■ **THE PROBLEM**:
Exclude images, then output the remaining data verbatim.

# MATERIAL FOR THIS EXERCISE start

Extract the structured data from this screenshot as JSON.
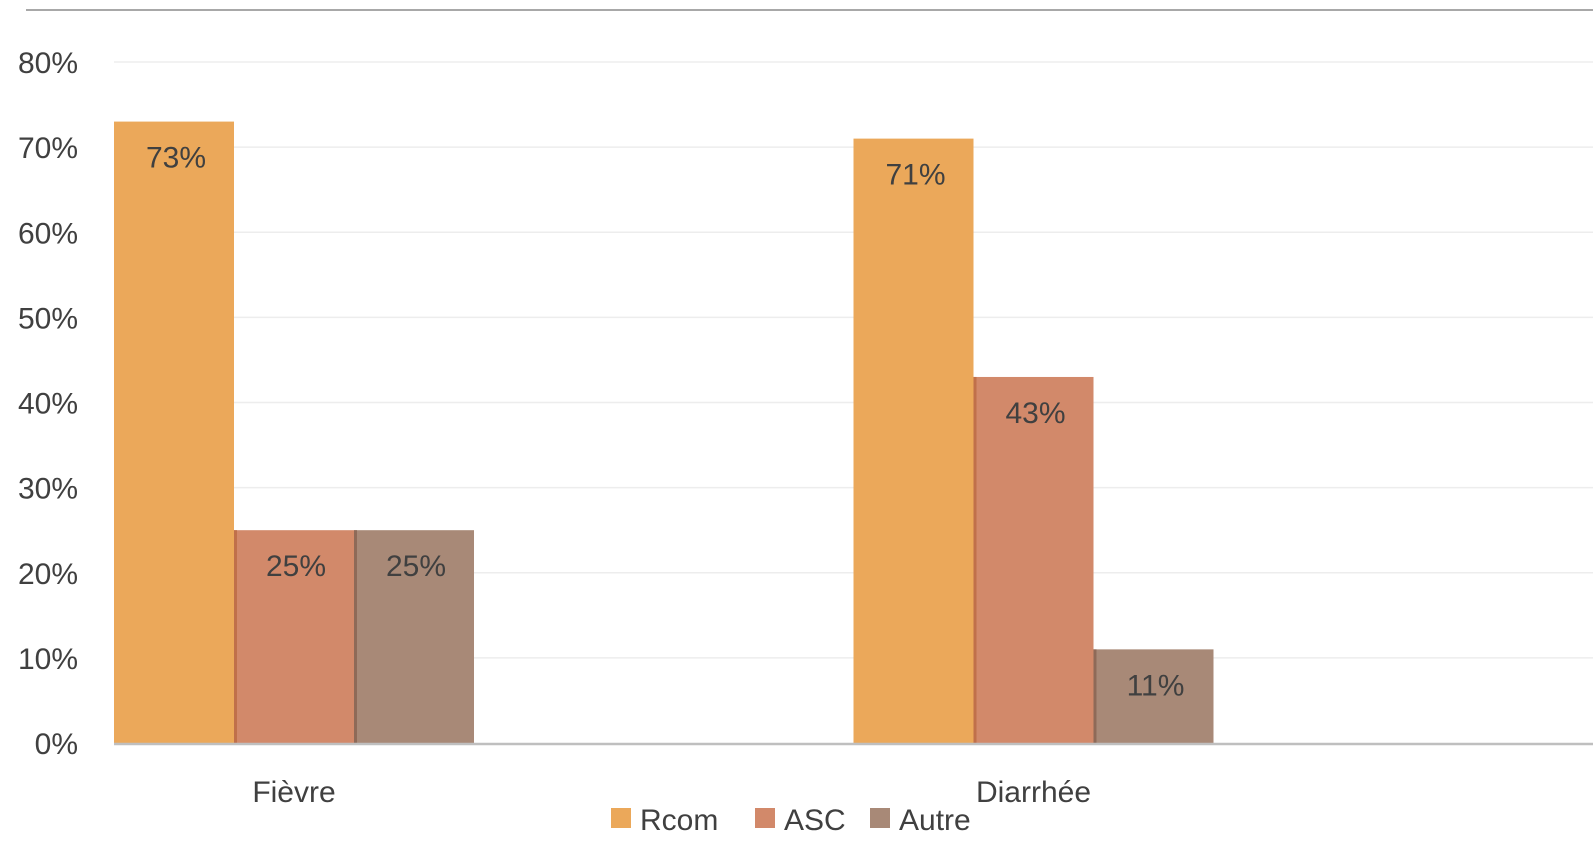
{
  "chart_data": {
    "type": "bar",
    "title": "",
    "xlabel": "",
    "ylabel": "",
    "categories": [
      "Fièvre",
      "Diarrhée"
    ],
    "series": [
      {
        "name": "Rcom",
        "values": [
          73,
          71
        ],
        "labels": [
          "73%",
          "71%"
        ],
        "color": "#EBA85A"
      },
      {
        "name": "ASC",
        "values": [
          25,
          43
        ],
        "labels": [
          "25%",
          "43%"
        ],
        "color": "#D2896A"
      },
      {
        "name": "Autre",
        "values": [
          25,
          11
        ],
        "labels": [
          "25%",
          "11%"
        ],
        "color": "#A88977"
      }
    ],
    "ylim": [
      0,
      80
    ],
    "yticks": [
      0,
      10,
      20,
      30,
      40,
      50,
      60,
      70,
      80
    ],
    "ytick_labels": [
      "0%",
      "10%",
      "20%",
      "30%",
      "40%",
      "50%",
      "60%",
      "70%",
      "80%"
    ],
    "grid": true,
    "legend_position": "bottom",
    "colors": {
      "grid": "#EDEDED",
      "axis": "#BFBFBF",
      "top_border": "#8C8C8C",
      "text": "#404040",
      "bar_edge_asc": "#C0704A",
      "bar_edge_autre": "#8E6A58"
    }
  }
}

# MATERIAL FOR THIS EXERCISE end

■ **WORKED SOLUTION**:
Extract the structured data from this screenshot as JSON.
{
  "chart_data": {
    "type": "bar",
    "title": "",
    "xlabel": "",
    "ylabel": "",
    "categories": [
      "Fièvre",
      "Diarrhée"
    ],
    "series": [
      {
        "name": "Rcom",
        "values": [
          73,
          71
        ],
        "labels": [
          "73%",
          "71%"
        ],
        "color": "#EBA85A"
      },
      {
        "name": "ASC",
        "values": [
          25,
          43
        ],
        "labels": [
          "25%",
          "43%"
        ],
        "color": "#D2896A"
      },
      {
        "name": "Autre",
        "values": [
          25,
          11
        ],
        "labels": [
          "25%",
          "11%"
        ],
        "color": "#A88977"
      }
    ],
    "ylim": [
      0,
      80
    ],
    "yticks": [
      0,
      10,
      20,
      30,
      40,
      50,
      60,
      70,
      80
    ],
    "ytick_labels": [
      "0%",
      "10%",
      "20%",
      "30%",
      "40%",
      "50%",
      "60%",
      "70%",
      "80%"
    ],
    "grid": true,
    "legend_position": "bottom",
    "colors": {
      "grid": "#EDEDED",
      "axis": "#BFBFBF",
      "top_border": "#8C8C8C",
      "text": "#404040",
      "bar_edge_asc": "#C0704A",
      "bar_edge_autre": "#8E6A58"
    }
  }
}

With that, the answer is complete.